Extracted data entries
=======
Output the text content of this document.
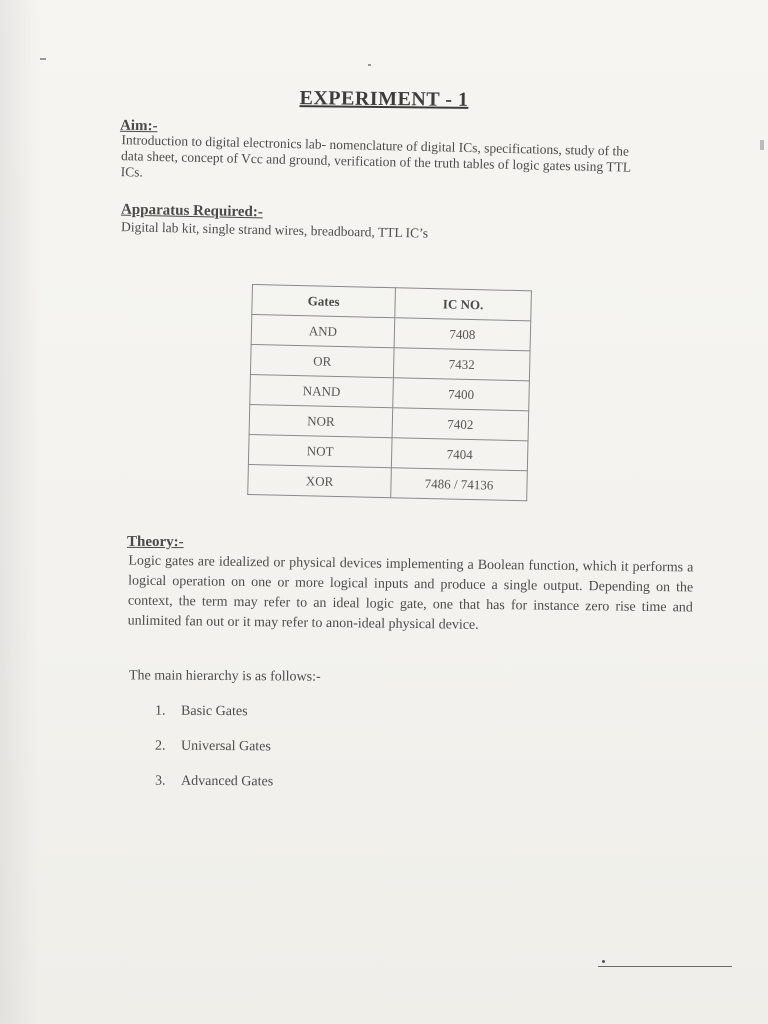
EXPERIMENT - 1
Aim:-
Introduction to digital electronics lab- nomenclature of digital ICs, specifications, study of the data sheet, concept of Vcc and ground, verification of the truth tables of logic gates using TTL ICs.
Apparatus Required:-
Digital lab kit, single strand wires, breadboard, TTL IC’s
Gates	IC NO.
AND	7408
OR	7432
NAND	7400
NOR	7402
NOT	7404
XOR	7486 / 74136
Theory:-
Logic gates are idealized or physical devices implementing a Boolean function, which it performs a logical operation on one or more logical inputs and produce a single output. Depending on the context, the term may refer to an ideal logic gate, one that has for instance zero rise time and unlimited fan out or it may refer to anon-ideal physical device.
The main hierarchy is as follows:-
1. Basic Gates
2. Universal Gates
3. Advanced Gates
=======
** AIM OF THE EXERCISE **
Reproduce the listing above exactly, excluding all pictures.

** EXPECTED ANSWER **
Output the text content of this document.
EXPERIMENT - 1
Aim:-
Introduction to digital electronics lab- nomenclature of digital ICs, specifications, study of the data sheet, concept of Vcc and ground, verification of the truth tables of logic gates using TTL ICs.
Apparatus Required:-
Digital lab kit, single strand wires, breadboard, TTL IC’s
Gates	IC NO.
AND	7408
OR	7432
NAND	7400
NOR	7402
NOT	7404
XOR	7486 / 74136
Theory:-
Logic gates are idealized or physical devices implementing a Boolean function, which it performs a logical operation on one or more logical inputs and produce a single output. Depending on the context, the term may refer to an ideal logic gate, one that has for instance zero rise time and unlimited fan out or it may refer to anon-ideal physical device.
The main hierarchy is as follows:-
1. Basic Gates
2. Universal Gates
3. Advanced Gates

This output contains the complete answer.